-- start EXTRACTED DATA --

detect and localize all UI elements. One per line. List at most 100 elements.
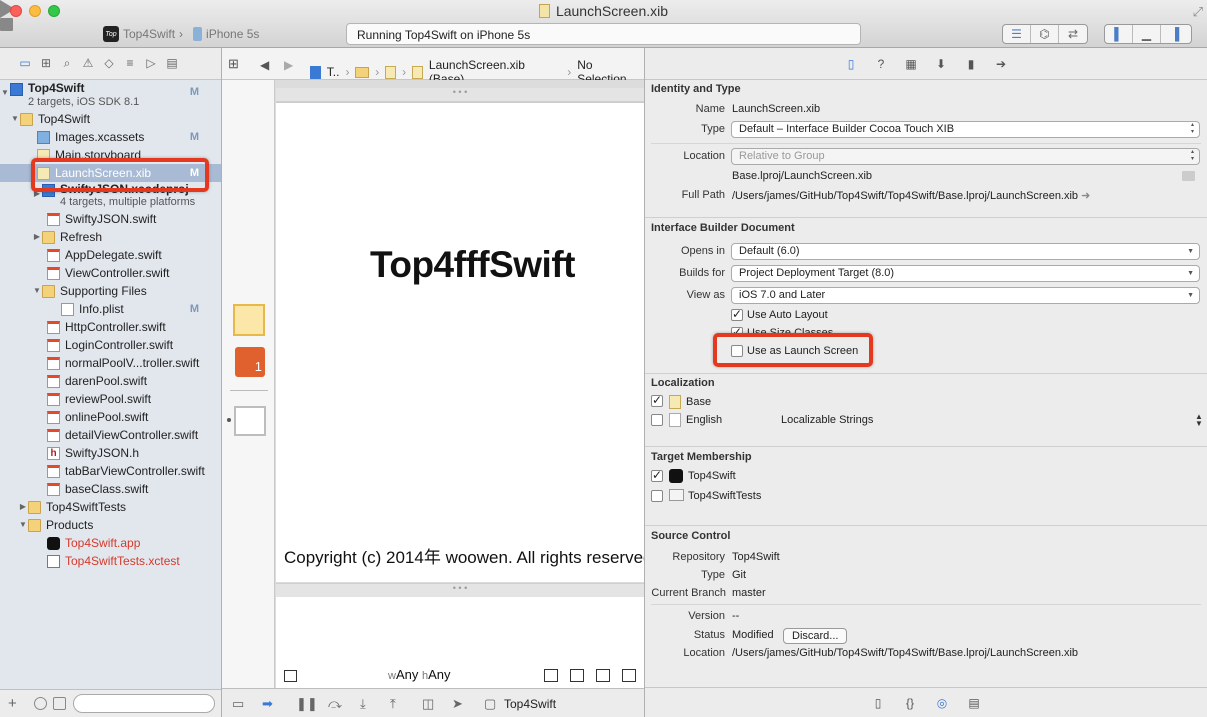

-- end EXTRACTED DATA --
-- start EXTRACTED DATA --

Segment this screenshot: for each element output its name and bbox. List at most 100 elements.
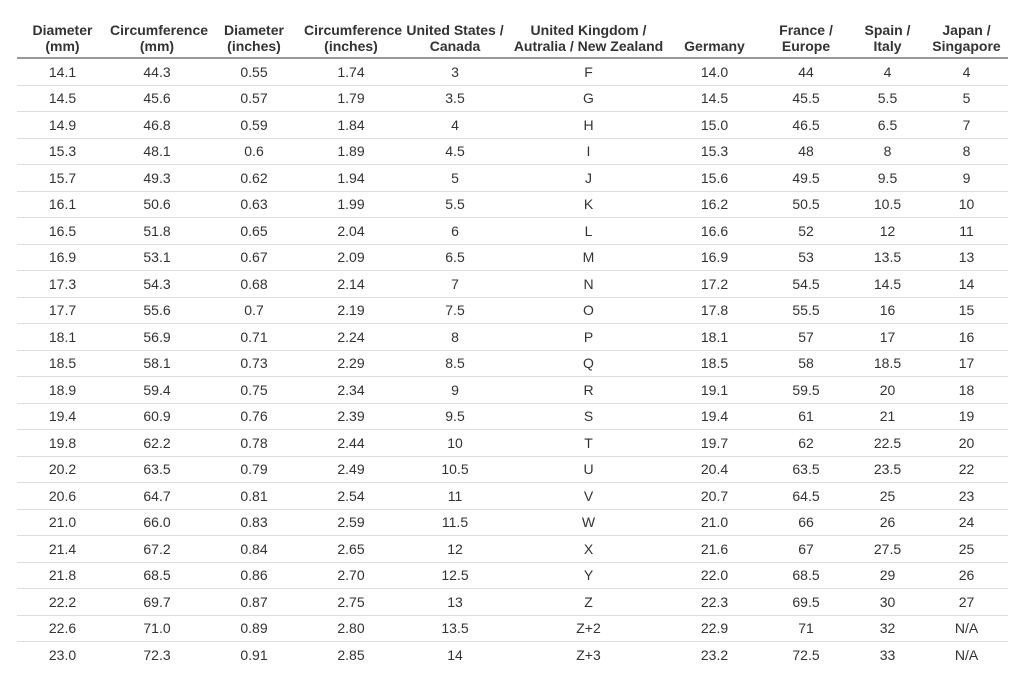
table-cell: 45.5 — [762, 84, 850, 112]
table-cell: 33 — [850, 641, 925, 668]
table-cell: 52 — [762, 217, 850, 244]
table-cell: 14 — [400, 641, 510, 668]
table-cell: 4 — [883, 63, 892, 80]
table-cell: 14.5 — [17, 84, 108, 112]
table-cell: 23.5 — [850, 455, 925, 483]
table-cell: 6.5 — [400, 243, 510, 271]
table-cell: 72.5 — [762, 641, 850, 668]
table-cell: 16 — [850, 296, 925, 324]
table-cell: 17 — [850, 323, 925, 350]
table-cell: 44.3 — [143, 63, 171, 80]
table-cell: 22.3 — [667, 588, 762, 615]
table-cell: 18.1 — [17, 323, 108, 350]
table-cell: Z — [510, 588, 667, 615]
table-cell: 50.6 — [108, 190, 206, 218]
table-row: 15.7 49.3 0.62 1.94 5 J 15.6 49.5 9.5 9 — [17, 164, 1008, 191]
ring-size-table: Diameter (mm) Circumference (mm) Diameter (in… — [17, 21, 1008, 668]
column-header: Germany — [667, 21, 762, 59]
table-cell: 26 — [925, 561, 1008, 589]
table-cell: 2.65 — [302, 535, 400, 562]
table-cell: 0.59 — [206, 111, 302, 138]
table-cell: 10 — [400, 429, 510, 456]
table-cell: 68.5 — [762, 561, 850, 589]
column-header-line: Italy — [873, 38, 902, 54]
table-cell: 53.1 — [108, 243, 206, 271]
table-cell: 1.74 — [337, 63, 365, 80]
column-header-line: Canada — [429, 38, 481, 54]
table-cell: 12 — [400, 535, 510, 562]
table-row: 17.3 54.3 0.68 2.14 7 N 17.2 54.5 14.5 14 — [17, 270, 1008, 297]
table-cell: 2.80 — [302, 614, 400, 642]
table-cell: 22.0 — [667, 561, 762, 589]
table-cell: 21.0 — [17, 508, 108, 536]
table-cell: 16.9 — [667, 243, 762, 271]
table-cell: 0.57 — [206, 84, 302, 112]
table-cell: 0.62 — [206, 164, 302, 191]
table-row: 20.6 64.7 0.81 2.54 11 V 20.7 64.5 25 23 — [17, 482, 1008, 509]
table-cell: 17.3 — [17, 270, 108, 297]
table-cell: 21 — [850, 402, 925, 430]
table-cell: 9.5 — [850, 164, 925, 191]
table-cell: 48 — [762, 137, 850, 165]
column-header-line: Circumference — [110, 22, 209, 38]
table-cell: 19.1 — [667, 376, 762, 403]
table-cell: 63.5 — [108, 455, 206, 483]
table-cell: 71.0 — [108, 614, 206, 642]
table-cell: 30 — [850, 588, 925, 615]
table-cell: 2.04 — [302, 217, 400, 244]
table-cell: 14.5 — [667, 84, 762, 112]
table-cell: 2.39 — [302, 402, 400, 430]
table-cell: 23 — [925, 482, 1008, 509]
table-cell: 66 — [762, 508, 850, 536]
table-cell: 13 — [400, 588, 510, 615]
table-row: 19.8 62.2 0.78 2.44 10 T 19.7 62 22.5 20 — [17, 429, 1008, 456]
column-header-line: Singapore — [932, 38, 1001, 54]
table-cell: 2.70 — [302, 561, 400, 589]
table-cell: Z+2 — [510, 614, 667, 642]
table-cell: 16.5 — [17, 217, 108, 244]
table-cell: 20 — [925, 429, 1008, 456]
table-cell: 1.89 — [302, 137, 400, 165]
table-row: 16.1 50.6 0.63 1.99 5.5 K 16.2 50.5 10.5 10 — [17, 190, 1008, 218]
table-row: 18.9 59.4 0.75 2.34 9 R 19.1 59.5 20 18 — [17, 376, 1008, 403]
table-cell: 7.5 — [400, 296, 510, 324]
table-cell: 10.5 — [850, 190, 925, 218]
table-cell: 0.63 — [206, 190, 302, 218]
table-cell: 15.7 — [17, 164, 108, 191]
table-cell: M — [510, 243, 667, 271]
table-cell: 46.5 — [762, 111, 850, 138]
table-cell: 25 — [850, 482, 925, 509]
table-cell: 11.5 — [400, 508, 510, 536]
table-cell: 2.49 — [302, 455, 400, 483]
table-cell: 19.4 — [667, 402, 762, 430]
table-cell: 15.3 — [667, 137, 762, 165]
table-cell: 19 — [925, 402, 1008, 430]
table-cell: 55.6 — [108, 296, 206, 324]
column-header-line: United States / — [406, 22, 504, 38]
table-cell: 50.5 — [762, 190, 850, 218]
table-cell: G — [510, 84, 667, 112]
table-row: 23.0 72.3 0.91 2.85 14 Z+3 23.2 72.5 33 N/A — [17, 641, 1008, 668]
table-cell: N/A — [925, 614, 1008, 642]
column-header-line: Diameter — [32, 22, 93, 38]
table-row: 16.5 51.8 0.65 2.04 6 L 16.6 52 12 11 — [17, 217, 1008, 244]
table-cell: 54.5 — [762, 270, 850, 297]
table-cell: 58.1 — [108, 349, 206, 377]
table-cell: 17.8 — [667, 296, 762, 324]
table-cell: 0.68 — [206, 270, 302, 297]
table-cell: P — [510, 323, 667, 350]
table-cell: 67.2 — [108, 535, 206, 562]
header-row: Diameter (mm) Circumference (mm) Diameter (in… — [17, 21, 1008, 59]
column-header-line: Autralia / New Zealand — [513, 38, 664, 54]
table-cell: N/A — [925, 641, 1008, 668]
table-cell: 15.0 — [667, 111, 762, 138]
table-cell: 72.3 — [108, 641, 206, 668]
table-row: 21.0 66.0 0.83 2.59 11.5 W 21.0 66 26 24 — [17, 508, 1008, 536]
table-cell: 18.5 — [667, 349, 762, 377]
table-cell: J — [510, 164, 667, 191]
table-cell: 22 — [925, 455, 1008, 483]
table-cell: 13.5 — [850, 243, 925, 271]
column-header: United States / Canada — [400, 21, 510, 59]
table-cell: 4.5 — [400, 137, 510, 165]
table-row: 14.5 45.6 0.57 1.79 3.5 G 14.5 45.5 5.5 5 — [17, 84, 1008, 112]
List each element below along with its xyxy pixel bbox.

-- end EXTRACTED DATA --

- _TASK PROMPT_
Copy the entries word for word, from the line with "Segment this screenshot: for" through the line with "table-row: 17.3 54.3", including both of those lines, and omit the pictures.

- _TASK OUTPUT_
Segment this screenshot: for each element output its name and bbox. List at most 100 elements.
table-cell: 45.5 — [762, 84, 850, 112]
table-cell: 33 — [850, 641, 925, 668]
table-cell: 52 — [762, 217, 850, 244]
table-cell: 14 — [400, 641, 510, 668]
table-cell: 4 — [883, 63, 892, 80]
table-cell: 14.5 — [17, 84, 108, 112]
table-cell: 23.5 — [850, 455, 925, 483]
table-cell: 6.5 — [400, 243, 510, 271]
table-cell: 72.5 — [762, 641, 850, 668]
table-cell: 16 — [850, 296, 925, 324]
table-cell: 17 — [850, 323, 925, 350]
table-cell: 44.3 — [143, 63, 171, 80]
table-cell: 22.3 — [667, 588, 762, 615]
table-cell: 18.1 — [17, 323, 108, 350]
table-cell: Z — [510, 588, 667, 615]
table-cell: 50.6 — [108, 190, 206, 218]
table-row: 15.7 49.3 0.62 1.94 5 J 15.6 49.5 9.5 9 — [17, 164, 1008, 191]
ring-size-table: Diameter (mm) Circumference (mm) Diameter (in… — [17, 21, 1008, 668]
column-header: Germany — [667, 21, 762, 59]
table-cell: 26 — [925, 561, 1008, 589]
table-cell: 2.65 — [302, 535, 400, 562]
table-cell: 0.59 — [206, 111, 302, 138]
table-cell: 10 — [400, 429, 510, 456]
table-cell: 68.5 — [762, 561, 850, 589]
column-header-line: Italy — [873, 38, 902, 54]
table-cell: 53.1 — [108, 243, 206, 271]
table-cell: 1.74 — [337, 63, 365, 80]
column-header-line: Canada — [429, 38, 481, 54]
table-cell: 12 — [400, 535, 510, 562]
table-row: 17.3 54.3 0.68 2.14 7 N 17.2 54.5 14.5 14 — [17, 270, 1008, 297]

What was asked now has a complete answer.